### Dataset items
§ §
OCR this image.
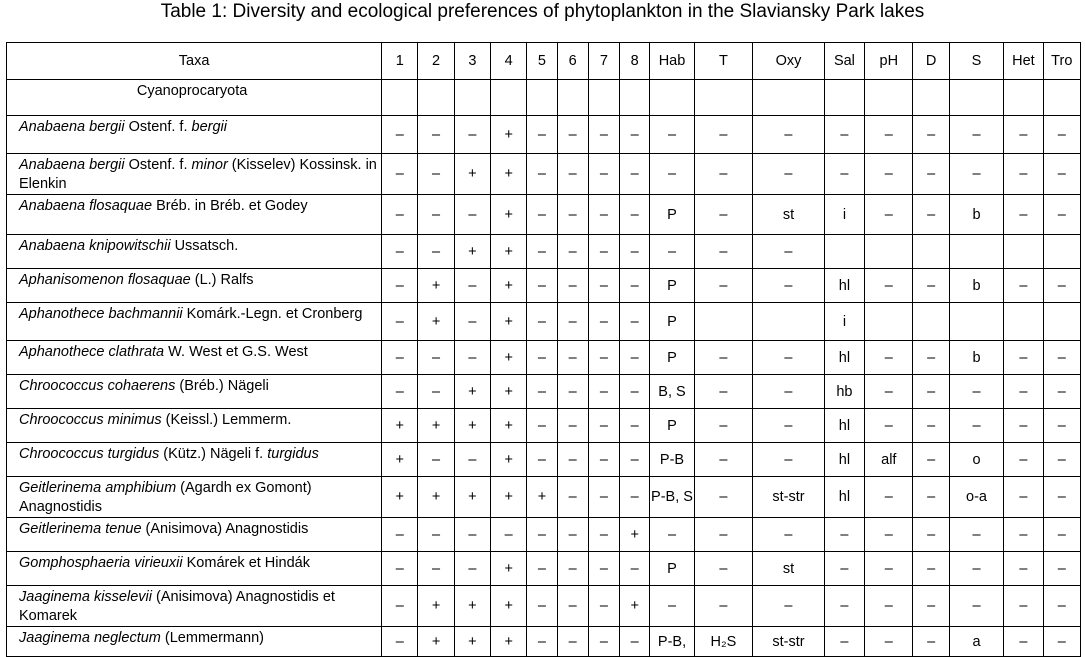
Table 1: Diversity and ecological preferences of phytoplankton in the Slaviansky Park lakes
Taxa	1	2	3	4	5	6	7	8	Hab	T	Oxy	Sal	pH	D	S	Het	Tro
Cyanoprocaryota																	
Anabaena bergii Ostenf. f. bergii	–	–	–	+	–	–	–	–	–	–	–	–	–	–	–	–	–
Anabaena bergii Ostenf. f. minor (Kisselev) Kossinsk. in Elenkin	–	–	+	+	–	–	–	–	–	–	–	–	–	–	–	–	–
Anabaena flosaquae Bréb. in Bréb. et Godey	–	–	–	+	–	–	–	–	P	–	st	i	–	–	b	–	–
Anabaena knipowitschii Ussatsch.	–	–	+	+	–	–	–	–	–	–	–						
Aphanisomenon flosaquae (L.) Ralfs	–	+	–	+	–	–	–	–	P	–	–	hl	–	–	b	–	–
Aphanothece bachmannii Komárk.-Legn. et Cronberg	–	+	–	+	–	–	–	–	P			i					
Aphanothece clathrata W. West et G.S. West	–	–	–	+	–	–	–	–	P	–	–	hl	–	–	b	–	–
Chroococcus cohaerens (Bréb.) Nägeli	–	–	+	+	–	–	–	–	B, S	–	–	hb	–	–	–	–	–
Chroococcus minimus (Keissl.) Lemmerm.	+	+	+	+	–	–	–	–	P	–	–	hl	–	–	–	–	–
Chroococcus turgidus (Kütz.) Nägeli f. turgidus	+	–	–	+	–	–	–	–	P-B	–	–	hl	alf	–	o	–	–
Geitlerinema amphibium (Agardh ex Gomont) Anagnostidis	+	+	+	+	+	–	–	–	P-B, S	–	st-str	hl	–	–	o-a	–	–
Geitlerinema tenue (Anisimova) Anagnostidis	–	–	–	–	–	–	–	+	–	–	–	–	–	–	–	–	–
Gomphosphaeria virieuxii Komárek et Hindák	–	–	–	+	–	–	–	–	P	–	st	–	–	–	–	–	–
Jaaginema kisselevii (Anisimova) Anagnostidis et Komarek	–	+	+	+	–	–	–	+	–	–	–	–	–	–	–	–	–
Jaaginema neglectum (Lemmermann)	–	+	+	+	–	–	–	–	P-B,	H₂S	st-str	–	–	–	a	–	–
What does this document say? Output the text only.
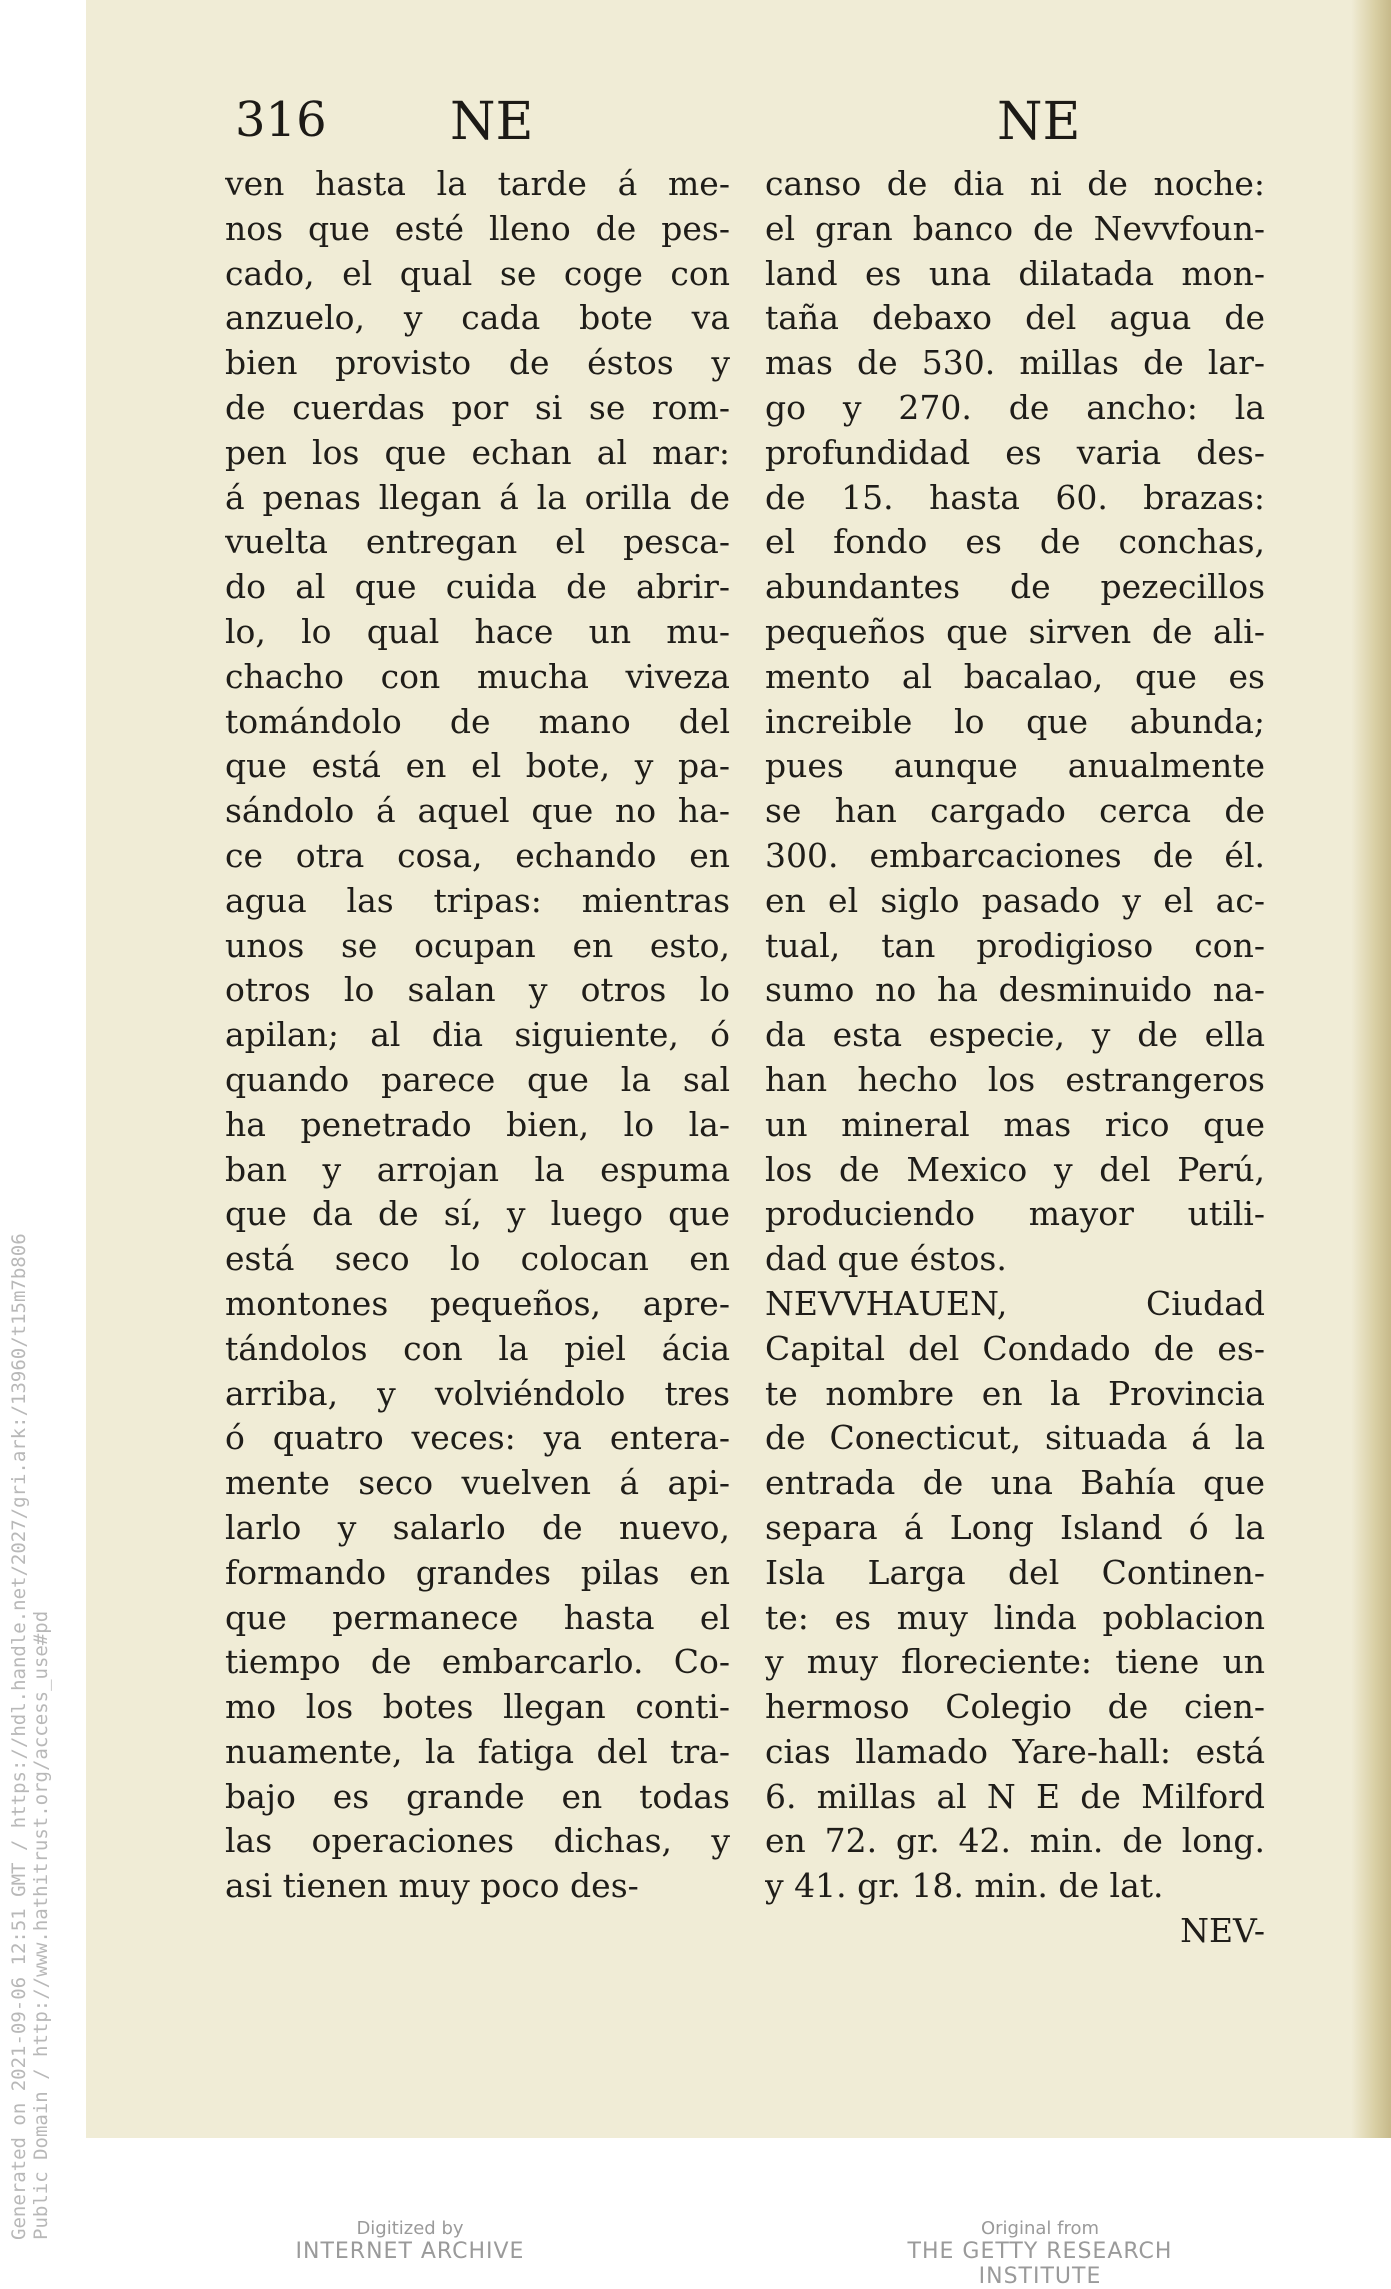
Generated on 2021-09-06 12:51 GMT / https://hdl.handle.net/2027/gri.ark:/13960/t15m7b806 Public Domain / http://www.hathitrust.org/access_use#pd
316 NE	NE
ven hasta la tarde á me-
nos que esté lleno de pes-
cado, el qual se coge con
anzuelo, y cada bote va
bien provisto de éstos y
de cuerdas por si se rom-
pen los que echan al mar:
á penas llegan á la orilla de
vuelta entregan el pesca-
do al que cuida de abrir-
lo, lo qual hace un mu-
chacho con mucha viveza
tomándolo de mano del
que está en el bote, y pa-
sándolo á aquel que no ha-
ce otra cosa, echando en
agua las tripas: mientras
unos se ocupan en esto,
otros lo salan y otros lo
apilan; al dia siguiente, ó
quando parece que la sal
ha penetrado bien, lo la-
ban y arrojan la espuma
que da de sí, y luego que
está seco lo colocan en
montones pequeños, apre-
tándolos con la piel ácia
arriba, y volviéndolo tres
ó quatro veces: ya entera-
mente seco vuelven á api-
larlo y salarlo de nuevo,
formando grandes pilas en
que permanece hasta el
tiempo de embarcarlo. Co-
mo los botes llegan conti-
nuamente, la fatiga del tra-
bajo es grande en todas
las operaciones dichas, y
asi tienen muy poco des-
canso de dia ni de noche:
el gran banco de Nevvfoun-
land es una dilatada mon-
taña debaxo del agua de
mas de 530. millas de lar-
go y 270. de ancho: la
profundidad es varia des-
de 15. hasta 60. brazas:
el fondo es de conchas,
abundantes de pezecillos
pequeños que sirven de ali-
mento al bacalao, que es
increible lo que abunda;
pues aunque anualmente
se han cargado cerca de
300. embarcaciones de él.
en el siglo pasado y el ac-
tual, tan prodigioso con-
sumo no ha desminuido na-
da esta especie, y de ella
han hecho los estrangeros
un mineral mas rico que
los de Mexico y del Perú,
produciendo mayor utili-
dad que éstos.
NEVVHAUEN, Ciudad
Capital del Condado de es-
te nombre en la Provincia
de Conecticut, situada á la
entrada de una Bahía que
separa á Long Island ó la
Isla Larga del Continen-
te: es muy linda poblacion
y muy floreciente: tiene un
hermoso Colegio de cien-
cias llamado Yare-hall: está
6. millas al N E de Milford
en 72. gr. 42. min. de long.
y 41. gr. 18. min. de lat.
NEV-
Digitized by
INTERNET ARCHIVE
Original from
THE GETTY RESEARCH INSTITUTE
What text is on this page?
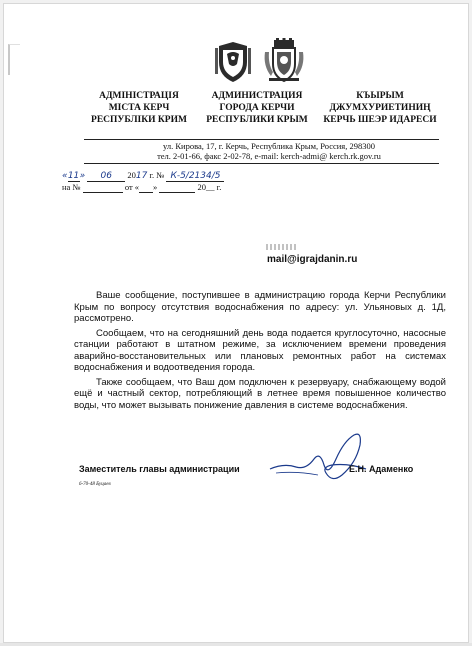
АДМІНІСТРАЦІЯ
МІСТА КЕРЧ
РЕСПУБЛІКИ КРИМ
АДМИНИСТРАЦИЯ
ГОРОДА КЕРЧИ
РЕСПУБЛИКИ КРЫМ
КЪЫРЫМ
ДЖУМХУРИЕТИНИҢ
КЕРЧЬ ШЕЭР ИДАРЕСИ
ул. Кирова, 17, г. Керчь, Республика Крым, Россия, 298300
тел. 2-01-66, факс 2-02-78, e-mail: kerch-admi@ kerch.rk.gov.ru
«11» 06 2017 г. № К-5/2134/5
на №	от « »	20__ г.
mail@igrajdanin.ru

Ваше сообщение, поступившее в администрацию города Керчи Республики Крым по вопросу отсутствия водоснабжения по адресу: ул. Ульяновых д. 1Д, рассмотрено.

Сообщаем, что на сегодняшний день вода подается круглосуточно, насосные станции работают в штатном режиме, за исключением времени проведения аварийно-восстановительных или плановых ремонтных работ на системах водоснабжения и водоотведения города.

Также сообщаем, что Ваш дом подключен к резервуару, снабжающему водой ещё и частный сектор, потребляющий в летнее время повышенное количество воды, что может вызывать понижение давления в системе водоснабжения.

Заместитель главы администрации	Е.Н. Адаменко
6-70-48 Буцаев
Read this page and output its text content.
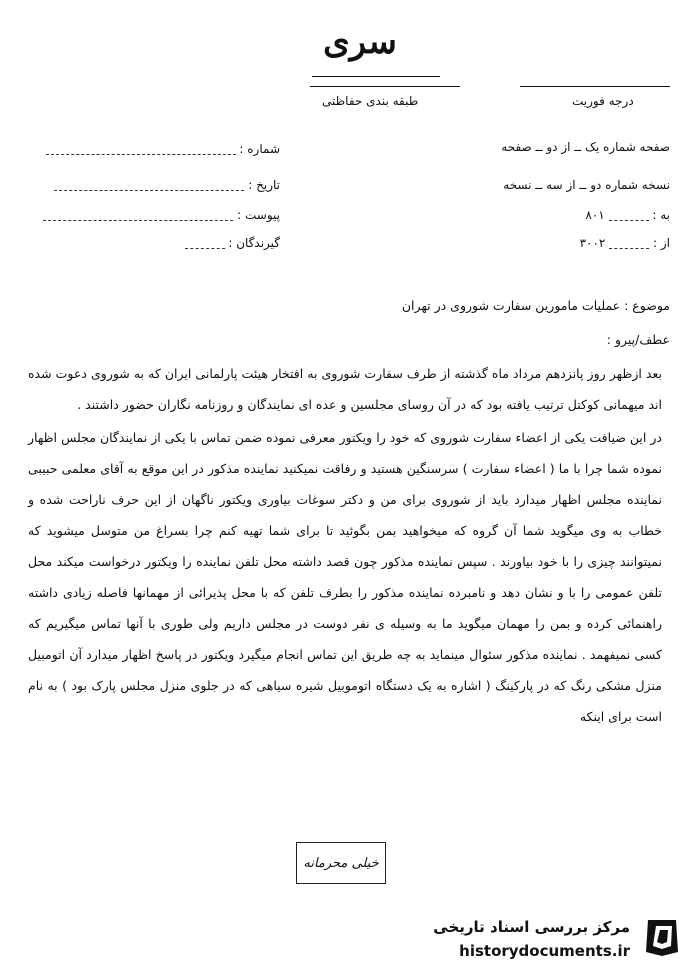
سری
طبقه بندی حفاظتی	درجه فوریت
صفحه شماره یک ــ از دو ــ صفحه
نسخه شماره دو ــ از سه ــ نسخه
به :  ۸۰۱
از :  ۳۰۰۲
شماره :
تاریخ :
پیوست :
گیرندگان :
موضوع : عملیات مامورین سفارت شوروی در تهران
عطف/پیرو :

بعد ازظهر روز پانزدهم مرداد ماه گذشته از طرف سفارت شوروی به افتخار هیئت پارلمانی ایران که به شوروی دعوت شده اند میهمانی کوکتل ترتیب یافته بود که در آن روسای مجلسین و عده ای نمایندگان و روزنامه نگاران حضور داشتند .

در این ضیافت یکی از اعضاء سفارت شوروی که خود را ویکتور معرفی نموده ضمن تماس با یکی از نمایندگان مجلس اظهار نموده شما چرا با ما ( اعضاء سفارت ) سرسنگین هستید و رفاقت نمیکنید نماینده مذکور در این موقع به آقای معلمی حبیبی نماینده مجلس اظهار میدارد باید از شوروی برای من و دکتر سوغات بیاوری ویکتور ناگهان از این حرف ناراحت شده و خطاب به وی میگوید شما آن گروه که میخواهید بمن بگوئید تا برای شما تهیه کنم چرا بسراغ من متوسل میشوید که نمیتوانند چیزی را با خود بیاورند . سپس نماینده مذکور چون قصد داشته محل تلفن نماینده را ویکتور درخواست میکند محل تلفن عمومی را با و نشان دهد و نامبرده نماینده مذکور را بطرف تلفن که با محل پذیرائی از مهمانها فاصله زیادی داشته راهنمائی کرده و بمن را مهمان میگوید ما به وسیله ی نفر دوست در مجلس داریم ولی طوری با آنها تماس میگیریم که کسی نمیفهمد . نماینده مذکور سئوال مینماید به چه طریق این تماس انجام میگیرد ویکتور در پاسخ اظهار میدارد آن اتومبیل منزل مشکی رنگ که در پارکینگ ( اشاره به یک دستگاه اتوموبیل شیره سیاهی که در جلوی منزل مجلس پارک بود ) به نام است برای اینکه

خیلی محرمانه
مرکز بررسی اسناد تاریخی
historydocuments.ir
§ §
### Set problem
In the records above, how many lines include "Bréb"? Give that number and nothing more.

### Final answer
2